■ Aim of the task:
Check every line of the entries that follow, and copy the ones containing "小ぐい呑".

[begin Material for this exercise]

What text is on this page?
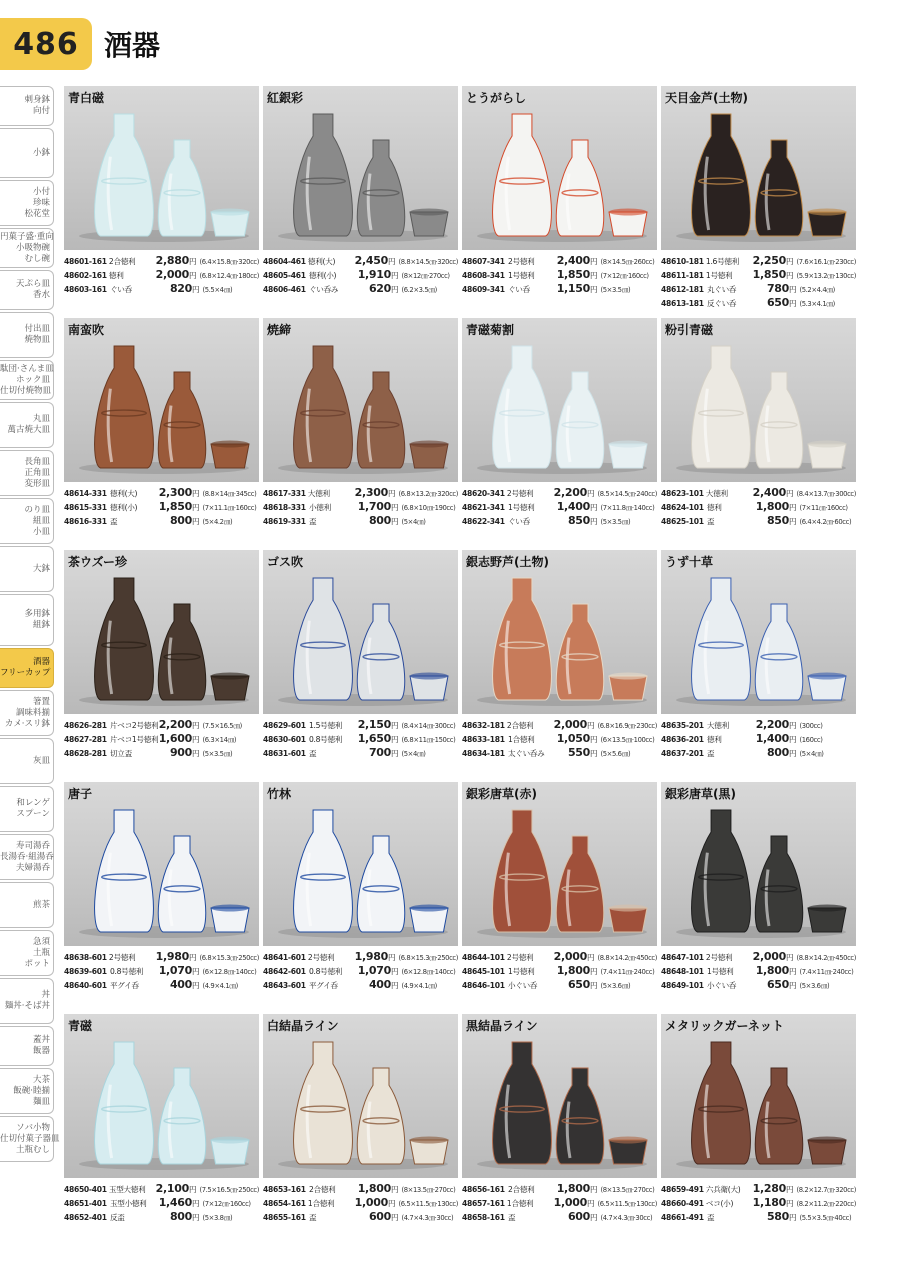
486 酒器
刺身鉢
向付
小鉢
小付
珍味
松花堂
円菓子盛·重向
小吸物碗
むし碗
天ぷら皿
香水
付出皿
焼物皿
駄団·さんま皿
ホック皿
仕切付焼物皿
丸皿
萬古焼大皿
長角皿
正角皿
変形皿
のり皿
組皿
小皿
大鉢
多用鉢
組鉢
酒器
フリーカップ
箸置
調味料揃
カメ·スリ鉢
灰皿
和レンゲ
スプーン
寿司湯呑
長湯呑·組湯呑
夫婦湯呑
煎茶
急須
土瓶
ポット
丼
麺丼·そば丼
蓋丼
飯器
大茶
飯碗·睦揃
麺皿
ソバ小物
仕切付菓子器皿
土瓶むし
青白磁
48601-161 2合徳利	2,880 円 (6.4×15.8㎝·320cc)
48602-161 徳利	2,000 円 (6.8×12.4㎝·180cc)
48603-161 ぐい呑	820 円 (5.5×4㎝)
紅銀彩
48604-461 徳利(大)	2,450 円 (8.8×14.5㎝·320cc)
48605-461 徳利(小)	1,910 円 (8×12㎝·270cc)
48606-461 ぐい呑み	620 円 (6.2×3.5㎝)
とうがらし
48607-341 2号徳利	2,400 円 (8×14.5㎝·260cc)
48608-341 1号徳利	1,850 円 (7×12㎝·160cc)
48609-341 ぐい呑	1,150 円 (5×3.5㎝)
天目金芦(土物)
48610-181 1.6号徳利	2,250 円 (7.6×16.1㎝·230cc)
48611-181 1号徳利	1,850 円 (5.9×13.2㎝·130cc)
48612-181 丸ぐい呑	780 円 (5.2×4.4㎝)
48613-181 反ぐい呑	650 円 (5.3×4.1㎝)
南蛮吹
48614-331 徳利(大)	2,300 円 (8.8×14㎝·345cc)
48615-331 徳利(小)	1,850 円 (7×11.1㎝·160cc)
48616-331 盃	800 円 (5×4.2㎝)
焼締
48617-331 大徳利	2,300 円 (6.8×13.2㎝·320cc)
48618-331 小徳利	1,700 円 (6.8×10㎝·190cc)
48619-331 盃	800 円 (5×4㎝)
青磁菊割
48620-341 2号徳利	2,200 円 (8.5×14.5㎝·240cc)
48621-341 1号徳利	1,400 円 (7×11.8㎝·140cc)
48622-341 ぐい呑	850 円 (5×3.5㎝)
粉引青磁
48623-101 大徳利	2,400 円 (8.4×13.7㎝·300cc)
48624-101 徳利	1,800 円 (7×11㎝·160cc)
48625-101 盃	850 円 (6.4×4.2㎝·60cc)
茶ウズー珍
48626-281 片ベコ2号徳利 2,200 円 (7.5×16.5㎝)
48627-281 片ベコ1号徳利 1,600 円 (6.3×14㎝)
48628-281 切立盃	900 円 (5×3.5㎝)
ゴス吹
48629-601 1.5号徳利	2,150 円 (8.4×14㎝·300cc)
48630-601 0.8号徳利	1,650 円 (6.8×11㎝·150cc)
48631-601 盃	700 円 (5×4㎝)
銀志野芦(土物)
48632-181 2合徳利	2,000 円 (6.8×16.9㎝·230cc)
48633-181 1合徳利	1,050 円 (6×13.5㎝·100cc)
48634-181 太ぐい呑み	550 円 (5×5.6㎝)
うず十草
48635-201 大徳利	2,200 円 (300cc)
48636-201 徳利	1,400 円 (160cc)
48637-201 盃	800 円 (5×4㎝)
唐子
48638-601 2号徳利	1,980 円 (6.8×15.3㎝·250cc)
48639-601 0.8号徳利	1,070 円 (6×12.8㎝·140cc)
48640-601 平グイ呑	400 円 (4.9×4.1㎝)
竹林
48641-601 2号徳利	1,980 円 (6.8×15.3㎝·250cc)
48642-601 0.8号徳利	1,070 円 (6×12.8㎝·140cc)
48643-601 平グイ呑	400 円 (4.9×4.1㎝)
銀彩唐草(赤)
48644-101 2号徳利	2,000 円 (8.8×14.2㎝·450cc)
48645-101 1号徳利	1,800 円 (7.4×11㎝·240cc)
48646-101 小ぐい呑	650 円 (5×3.6㎝)
銀彩唐草(黒)
48647-101 2号徳利	2,000 円 (8.8×14.2㎝·450cc)
48648-101 1号徳利	1,800 円 (7.4×11㎝·240cc)
48649-101 小ぐい呑	650 円 (5×3.6㎝)
青磁
48650-401 玉型大徳利 2,100 円 (7.5×16.5㎝·250cc)
48651-401 玉型小徳利	1,460 円 (7×12㎝·160cc)
48652-401 反盃	800 円 (5×3.8㎝)
白結晶ライン
48653-161 2合徳利	1,800 円 (8×13.5㎝·270cc)
48654-161 1合徳利	1,000 円 (6.5×11.5㎝·130cc)
48655-161 盃	600 円 (4.7×4.3㎝·30cc)
黒結晶ライン
48656-161 2合徳利	1,800 円 (8×13.5㎝·270cc)
48657-161 1合徳利	1,000 円 (6.5×11.5㎝·130cc)
48658-161 盃	600 円 (4.7×4.3㎝·30cc)
メタリックガーネット
48659-491 六兵衛(大)	1,280 円 (8.2×12.7㎝·320cc)
48660-491 ベコ(小)	1,180 円 (8.2×11.2㎝·220cc)
48661-491 盃	580 円 (5.5×3.5㎝·40cc)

[end Material for this exercise]

■ Solution to the exercise:
48646-101 小ぐい呑	650 円 (5×3.6㎝)
48649-101 小ぐい呑	650 円 (5×3.6㎝)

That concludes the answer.